TASK GOAL: Every record here needs to be written out again exactly.

SUPPLIED RECORDS:
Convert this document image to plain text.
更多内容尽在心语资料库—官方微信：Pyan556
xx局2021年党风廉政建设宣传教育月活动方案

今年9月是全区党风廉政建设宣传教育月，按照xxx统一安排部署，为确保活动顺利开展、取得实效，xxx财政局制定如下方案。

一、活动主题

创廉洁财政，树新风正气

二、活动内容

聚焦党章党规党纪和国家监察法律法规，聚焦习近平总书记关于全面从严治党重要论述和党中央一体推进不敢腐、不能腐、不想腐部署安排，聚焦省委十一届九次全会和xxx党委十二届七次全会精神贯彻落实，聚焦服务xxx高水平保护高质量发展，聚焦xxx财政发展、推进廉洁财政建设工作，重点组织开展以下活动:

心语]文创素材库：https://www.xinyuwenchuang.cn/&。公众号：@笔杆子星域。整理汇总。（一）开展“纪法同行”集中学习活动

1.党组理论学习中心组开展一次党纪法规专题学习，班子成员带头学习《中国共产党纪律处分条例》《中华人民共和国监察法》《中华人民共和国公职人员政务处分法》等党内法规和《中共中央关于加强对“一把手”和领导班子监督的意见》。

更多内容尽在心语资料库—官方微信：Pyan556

EXERCISE OUTPUT:
Convert this document image to plain text.
更多内容尽在心语资料库—官方微信：Pyan556
xx局2021年党风廉政建设宣传教育月活动方案

今年9月是全区党风廉政建设宣传教育月，按照xxx统一安排部署，为确保活动顺利开展、取得实效，xxx财政局制定如下方案。

一、活动主题

创廉洁财政，树新风正气

二、活动内容

聚焦党章党规党纪和国家监察法律法规，聚焦习近平总书记关于全面从严治党重要论述和党中央一体推进不敢腐、不能腐、不想腐部署安排，聚焦省委十一届九次全会和xxx党委十二届七次全会精神贯彻落实，聚焦服务xxx高水平保护高质量发展，聚焦xxx财政发展、推进廉洁财政建设工作，重点组织开展以下活动:

心语]文创素材库：https://www.xinyuwenchuang.cn/&。公众号：@笔杆子星域。整理汇总。（一）开展“纪法同行”集中学习活动

1.党组理论学习中心组开展一次党纪法规专题学习，班子成员带头学习《中国共产党纪律处分条例》《中华人民共和国监察法》《中华人民共和国公职人员政务处分法》等党内法规和《中共中央关于加强对“一把手”和领导班子监督的意见》。

更多内容尽在心语资料库—官方微信：Pyan556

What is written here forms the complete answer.